* Dataset records *
□ □ □

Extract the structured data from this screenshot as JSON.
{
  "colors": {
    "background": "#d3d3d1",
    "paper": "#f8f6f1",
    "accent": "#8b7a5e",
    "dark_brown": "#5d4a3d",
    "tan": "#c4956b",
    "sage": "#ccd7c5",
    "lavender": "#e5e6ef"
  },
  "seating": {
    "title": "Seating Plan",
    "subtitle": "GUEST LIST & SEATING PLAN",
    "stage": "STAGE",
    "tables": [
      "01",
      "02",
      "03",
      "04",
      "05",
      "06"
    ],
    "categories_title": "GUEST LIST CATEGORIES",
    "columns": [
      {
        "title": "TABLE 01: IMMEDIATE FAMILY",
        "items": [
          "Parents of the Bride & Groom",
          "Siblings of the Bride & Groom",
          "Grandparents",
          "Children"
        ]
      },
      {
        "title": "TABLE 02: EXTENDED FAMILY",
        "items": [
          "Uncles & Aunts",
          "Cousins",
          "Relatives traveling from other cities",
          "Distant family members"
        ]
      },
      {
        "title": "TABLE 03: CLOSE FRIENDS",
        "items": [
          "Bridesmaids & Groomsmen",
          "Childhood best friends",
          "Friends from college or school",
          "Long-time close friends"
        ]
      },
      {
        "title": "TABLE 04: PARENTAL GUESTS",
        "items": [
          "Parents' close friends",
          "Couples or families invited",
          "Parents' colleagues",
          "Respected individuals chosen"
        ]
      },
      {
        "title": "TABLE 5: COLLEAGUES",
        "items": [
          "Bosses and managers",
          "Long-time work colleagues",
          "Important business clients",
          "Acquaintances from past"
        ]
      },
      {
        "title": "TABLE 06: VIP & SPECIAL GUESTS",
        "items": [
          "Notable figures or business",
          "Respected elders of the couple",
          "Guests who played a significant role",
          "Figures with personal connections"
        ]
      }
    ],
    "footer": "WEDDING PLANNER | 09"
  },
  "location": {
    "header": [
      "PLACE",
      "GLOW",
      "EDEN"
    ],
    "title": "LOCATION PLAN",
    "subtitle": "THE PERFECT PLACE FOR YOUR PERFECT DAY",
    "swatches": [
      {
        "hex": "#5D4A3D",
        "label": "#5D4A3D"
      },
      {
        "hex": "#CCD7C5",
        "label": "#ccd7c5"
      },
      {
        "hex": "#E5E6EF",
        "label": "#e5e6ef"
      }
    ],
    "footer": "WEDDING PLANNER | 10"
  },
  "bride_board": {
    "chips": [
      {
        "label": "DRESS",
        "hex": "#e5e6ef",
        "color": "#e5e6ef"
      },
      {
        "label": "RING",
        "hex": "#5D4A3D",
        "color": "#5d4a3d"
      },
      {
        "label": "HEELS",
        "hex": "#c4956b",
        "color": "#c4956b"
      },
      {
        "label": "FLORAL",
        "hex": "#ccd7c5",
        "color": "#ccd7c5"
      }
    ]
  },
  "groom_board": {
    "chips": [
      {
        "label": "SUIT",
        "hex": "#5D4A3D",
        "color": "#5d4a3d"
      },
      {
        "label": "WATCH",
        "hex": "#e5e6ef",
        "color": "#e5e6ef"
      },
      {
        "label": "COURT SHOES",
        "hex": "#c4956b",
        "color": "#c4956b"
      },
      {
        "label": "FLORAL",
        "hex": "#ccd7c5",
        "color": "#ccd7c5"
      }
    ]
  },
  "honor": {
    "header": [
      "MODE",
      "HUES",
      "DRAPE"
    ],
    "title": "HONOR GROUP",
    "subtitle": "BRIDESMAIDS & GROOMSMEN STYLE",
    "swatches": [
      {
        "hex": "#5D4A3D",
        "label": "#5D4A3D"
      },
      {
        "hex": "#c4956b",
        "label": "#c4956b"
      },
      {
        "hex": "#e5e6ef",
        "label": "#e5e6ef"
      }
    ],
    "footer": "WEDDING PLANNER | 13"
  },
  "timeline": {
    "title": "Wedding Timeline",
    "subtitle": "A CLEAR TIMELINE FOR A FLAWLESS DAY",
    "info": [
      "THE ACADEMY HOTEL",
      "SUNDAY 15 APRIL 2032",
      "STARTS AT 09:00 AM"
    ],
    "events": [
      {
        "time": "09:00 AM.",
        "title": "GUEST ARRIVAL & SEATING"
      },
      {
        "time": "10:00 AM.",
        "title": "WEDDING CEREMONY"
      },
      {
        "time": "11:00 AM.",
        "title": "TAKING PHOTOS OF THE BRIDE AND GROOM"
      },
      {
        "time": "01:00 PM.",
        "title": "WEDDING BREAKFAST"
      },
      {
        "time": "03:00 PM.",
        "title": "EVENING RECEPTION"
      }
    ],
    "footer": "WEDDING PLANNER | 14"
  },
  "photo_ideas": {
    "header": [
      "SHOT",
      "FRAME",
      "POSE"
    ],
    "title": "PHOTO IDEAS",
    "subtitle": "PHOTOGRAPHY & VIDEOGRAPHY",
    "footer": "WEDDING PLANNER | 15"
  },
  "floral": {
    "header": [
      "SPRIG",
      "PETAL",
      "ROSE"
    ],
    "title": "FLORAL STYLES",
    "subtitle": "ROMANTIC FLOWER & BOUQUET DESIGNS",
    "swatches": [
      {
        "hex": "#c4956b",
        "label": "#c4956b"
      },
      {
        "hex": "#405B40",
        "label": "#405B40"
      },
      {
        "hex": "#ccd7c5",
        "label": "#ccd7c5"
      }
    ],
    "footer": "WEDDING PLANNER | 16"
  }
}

□ □ □

* What is being asked *
Go through the material and copy out every line with "subtitle" in it.

* The answer *
    "subtitle": "GUEST LIST & SEATING PLAN",
    "subtitle": "THE PERFECT PLACE FOR YOUR PERFECT DAY",
    "subtitle": "BRIDESMAIDS & GROOMSMEN STYLE",
    "subtitle": "A CLEAR TIMELINE FOR A FLAWLESS DAY",
    "subtitle": "PHOTOGRAPHY & VIDEOGRAPHY",
    "subtitle": "ROMANTIC FLOWER & BOUQUET DESIGNS",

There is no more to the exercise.